▶ **Given problem**
Where a line contains the string "name", copy that line.

▶ **Exercise material**
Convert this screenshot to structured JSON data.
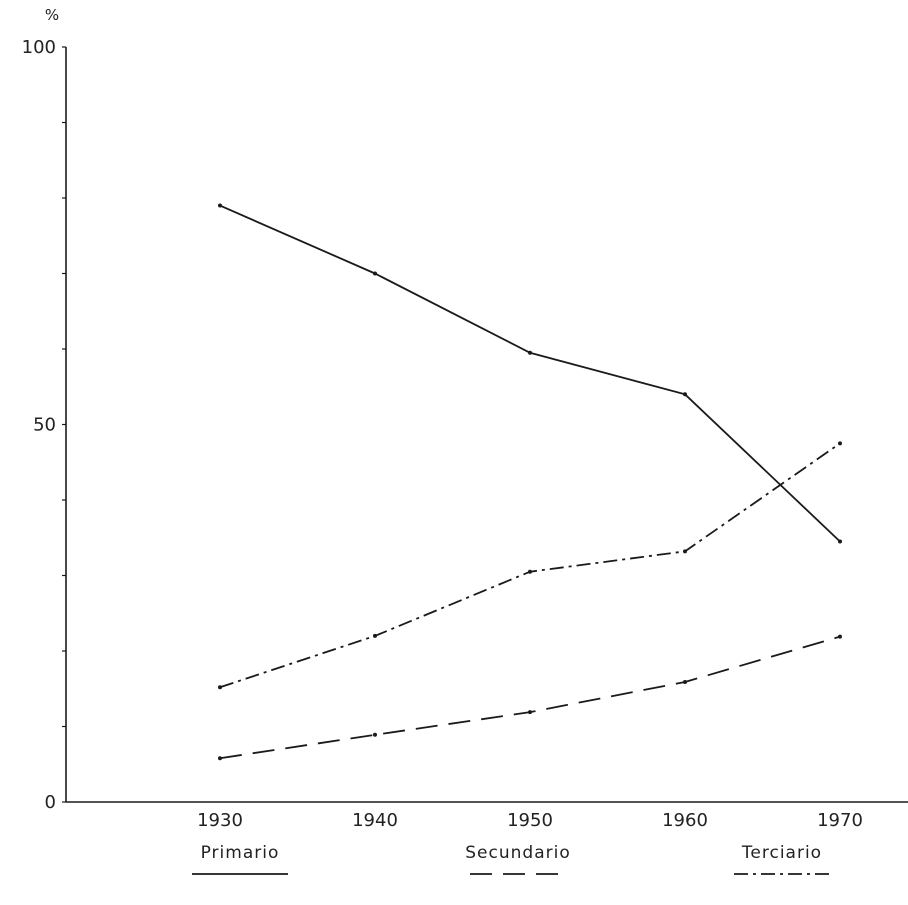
{
  "chart_data": {
    "type": "line",
    "title": "",
    "xlabel": "",
    "ylabel": "%",
    "x": [
      "1930",
      "1940",
      "1950",
      "1960",
      "1970"
    ],
    "ylim": [
      0,
      100
    ],
    "y_ticks": [
      "0",
      "50",
      "100"
    ],
    "grid": false,
    "legend_position": "bottom",
    "series": [
      {
        "name": "Primario",
        "style": "solid",
        "values": [
          79,
          70,
          59.5,
          54,
          34.5
        ]
      },
      {
        "name": "Secundario",
        "style": "dashed",
        "values": [
          5.8,
          8.9,
          11.9,
          15.9,
          21.9
        ]
      },
      {
        "name": "Terciario",
        "style": "dashdot",
        "values": [
          15.2,
          22,
          30.5,
          33.2,
          47.5
        ]
      }
    ],
    "line_color": "#1a1a1a"
  }
}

▶ **Result of this task**
        "name": "Primario",
        "name": "Secundario",
        "name": "Terciario",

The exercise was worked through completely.